— Start of SUPPLIED RECORDS —

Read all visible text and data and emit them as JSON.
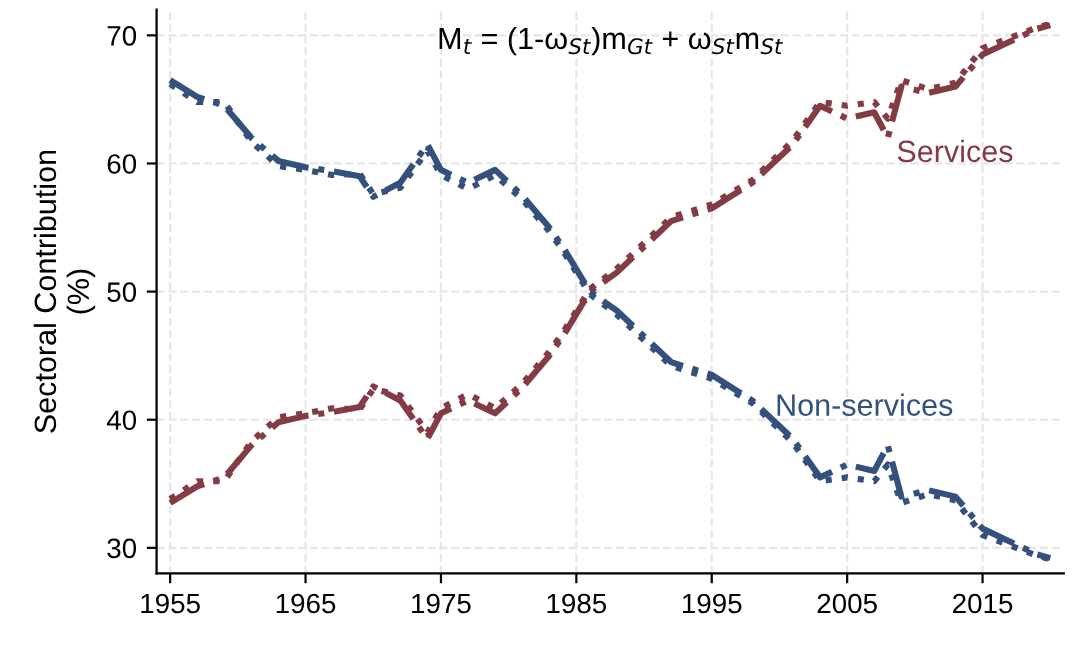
{
  "chart_data": {
    "type": "line",
    "ylabel": "Sectoral Contribution\n(%)",
    "annotations": [
      "M$_{t}$ = (1-ω$_{St}$)m$_{Gt}$ + ω$_{St}$m$_{St}$"
    ],
    "x": [
      1955,
      1957,
      1959,
      1961,
      1963,
      1965,
      1967,
      1969,
      1970,
      1972,
      1974,
      1975,
      1977,
      1979,
      1981,
      1983,
      1984,
      1986,
      1988,
      1990,
      1992,
      1995,
      1998,
      2001,
      2003,
      2005,
      2007,
      2008,
      2009,
      2011,
      2013,
      2015,
      2017,
      2019,
      2020
    ],
    "series": [
      {
        "name": "Services",
        "color": "#843c44",
        "line_style": "dashdot",
        "values": [
          33.5,
          34.8,
          35.5,
          38,
          39.8,
          40.3,
          40.6,
          41,
          42.6,
          41.5,
          38.5,
          40.5,
          41.5,
          40.5,
          42.5,
          45,
          46.5,
          50,
          51.5,
          53.5,
          55.5,
          56.5,
          58.5,
          61.5,
          64.5,
          63.5,
          64,
          62,
          66,
          65.5,
          66,
          68.5,
          69.5,
          70.5,
          70.8
        ]
      },
      {
        "color": "#843c44",
        "line_style": "dotted",
        "values": [
          33.8,
          35.2,
          35.2,
          38.3,
          40.2,
          40.5,
          40.9,
          40.8,
          42.4,
          41.9,
          39,
          40.9,
          42,
          40.9,
          42.8,
          45.3,
          46.8,
          50.2,
          51.8,
          53.8,
          55.8,
          56.8,
          58.7,
          61.8,
          64.8,
          64.5,
          64.8,
          63.5,
          66.5,
          65.8,
          66.3,
          69,
          69.8,
          70.6,
          70.9
        ]
      },
      {
        "name": "Non-services",
        "color": "#34507c",
        "line_style": "dashdot",
        "values": [
          66.5,
          65.2,
          64.5,
          62,
          60.2,
          59.7,
          59.4,
          59,
          57.4,
          58.5,
          61.5,
          59.5,
          58.5,
          59.5,
          57.5,
          55,
          53.5,
          50,
          48.5,
          46.5,
          44.5,
          43.5,
          41.5,
          38.5,
          35.5,
          36.5,
          36,
          38,
          34,
          34.5,
          34,
          31.5,
          30.5,
          29.5,
          29.2
        ]
      },
      {
        "color": "#34507c",
        "line_style": "dotted",
        "values": [
          66.2,
          64.8,
          64.8,
          61.7,
          59.8,
          59.5,
          59.1,
          59.2,
          57.6,
          58.1,
          61,
          59.1,
          58,
          59.1,
          57.2,
          54.7,
          53.2,
          49.8,
          48.2,
          46.2,
          44.2,
          43.2,
          41.3,
          38.2,
          35.2,
          35.5,
          35.2,
          36.5,
          33.5,
          34.2,
          33.7,
          31,
          30.2,
          29.4,
          29.1
        ]
      }
    ],
    "xlim": [
      1954,
      2021
    ],
    "xticks": [
      1955,
      1965,
      1975,
      1985,
      1995,
      2005,
      2015
    ],
    "ylim": [
      28,
      72
    ],
    "yticks": [
      30,
      40,
      50,
      60,
      70
    ],
    "grid": true,
    "legend": false
  }
}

— End of SUPPLIED RECORDS —

• **YOUR GOAL**: Quote the records above in full, dropping each picture.

• **EXPECTED OUTPUT**:
Read all visible text and data and emit them as JSON.
{
  "chart_data": {
    "type": "line",
    "ylabel": "Sectoral Contribution\n(%)",
    "annotations": [
      "M$_{t}$ = (1-ω$_{St}$)m$_{Gt}$ + ω$_{St}$m$_{St}$"
    ],
    "x": [
      1955,
      1957,
      1959,
      1961,
      1963,
      1965,
      1967,
      1969,
      1970,
      1972,
      1974,
      1975,
      1977,
      1979,
      1981,
      1983,
      1984,
      1986,
      1988,
      1990,
      1992,
      1995,
      1998,
      2001,
      2003,
      2005,
      2007,
      2008,
      2009,
      2011,
      2013,
      2015,
      2017,
      2019,
      2020
    ],
    "series": [
      {
        "name": "Services",
        "color": "#843c44",
        "line_style": "dashdot",
        "values": [
          33.5,
          34.8,
          35.5,
          38,
          39.8,
          40.3,
          40.6,
          41,
          42.6,
          41.5,
          38.5,
          40.5,
          41.5,
          40.5,
          42.5,
          45,
          46.5,
          50,
          51.5,
          53.5,
          55.5,
          56.5,
          58.5,
          61.5,
          64.5,
          63.5,
          64,
          62,
          66,
          65.5,
          66,
          68.5,
          69.5,
          70.5,
          70.8
        ]
      },
      {
        "color": "#843c44",
        "line_style": "dotted",
        "values": [
          33.8,
          35.2,
          35.2,
          38.3,
          40.2,
          40.5,
          40.9,
          40.8,
          42.4,
          41.9,
          39,
          40.9,
          42,
          40.9,
          42.8,
          45.3,
          46.8,
          50.2,
          51.8,
          53.8,
          55.8,
          56.8,
          58.7,
          61.8,
          64.8,
          64.5,
          64.8,
          63.5,
          66.5,
          65.8,
          66.3,
          69,
          69.8,
          70.6,
          70.9
        ]
      },
      {
        "name": "Non-services",
        "color": "#34507c",
        "line_style": "dashdot",
        "values": [
          66.5,
          65.2,
          64.5,
          62,
          60.2,
          59.7,
          59.4,
          59,
          57.4,
          58.5,
          61.5,
          59.5,
          58.5,
          59.5,
          57.5,
          55,
          53.5,
          50,
          48.5,
          46.5,
          44.5,
          43.5,
          41.5,
          38.5,
          35.5,
          36.5,
          36,
          38,
          34,
          34.5,
          34,
          31.5,
          30.5,
          29.5,
          29.2
        ]
      },
      {
        "color": "#34507c",
        "line_style": "dotted",
        "values": [
          66.2,
          64.8,
          64.8,
          61.7,
          59.8,
          59.5,
          59.1,
          59.2,
          57.6,
          58.1,
          61,
          59.1,
          58,
          59.1,
          57.2,
          54.7,
          53.2,
          49.8,
          48.2,
          46.2,
          44.2,
          43.2,
          41.3,
          38.2,
          35.2,
          35.5,
          35.2,
          36.5,
          33.5,
          34.2,
          33.7,
          31,
          30.2,
          29.4,
          29.1
        ]
      }
    ],
    "xlim": [
      1954,
      2021
    ],
    "xticks": [
      1955,
      1965,
      1975,
      1985,
      1995,
      2005,
      2015
    ],
    "ylim": [
      28,
      72
    ],
    "yticks": [
      30,
      40,
      50,
      60,
      70
    ],
    "grid": true,
    "legend": false
  }
}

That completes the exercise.